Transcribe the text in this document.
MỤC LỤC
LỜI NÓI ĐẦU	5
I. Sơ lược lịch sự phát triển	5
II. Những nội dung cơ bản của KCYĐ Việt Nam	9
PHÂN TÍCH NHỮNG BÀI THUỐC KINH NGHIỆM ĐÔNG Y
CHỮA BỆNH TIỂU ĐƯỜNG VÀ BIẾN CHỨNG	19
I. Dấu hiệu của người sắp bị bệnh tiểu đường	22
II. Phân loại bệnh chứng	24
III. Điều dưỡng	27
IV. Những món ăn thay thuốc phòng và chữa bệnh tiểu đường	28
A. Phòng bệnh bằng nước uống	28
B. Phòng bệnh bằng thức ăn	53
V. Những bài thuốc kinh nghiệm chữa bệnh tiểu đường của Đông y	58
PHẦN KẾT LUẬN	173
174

================================

### [WHAT YOU ARE ASKED TO DO]
Repeat the data precisely, reproducing every entry.

### [EXPECTED OUTPUT]
Transcribe the text in this document.
MỤC LỤC
LỜI NÓI ĐẦU	5
I. Sơ lược lịch sự phát triển	5
II. Những nội dung cơ bản của KCYĐ Việt Nam	9
PHÂN TÍCH NHỮNG BÀI THUỐC KINH NGHIỆM ĐÔNG Y
CHỮA BỆNH TIỂU ĐƯỜNG VÀ BIẾN CHỨNG	19
I. Dấu hiệu của người sắp bị bệnh tiểu đường	22
II. Phân loại bệnh chứng	24
III. Điều dưỡng	27
IV. Những món ăn thay thuốc phòng và chữa bệnh tiểu đường	28
A. Phòng bệnh bằng nước uống	28
B. Phòng bệnh bằng thức ăn	53
V. Những bài thuốc kinh nghiệm chữa bệnh tiểu đường của Đông y	58
PHẦN KẾT LUẬN	173
174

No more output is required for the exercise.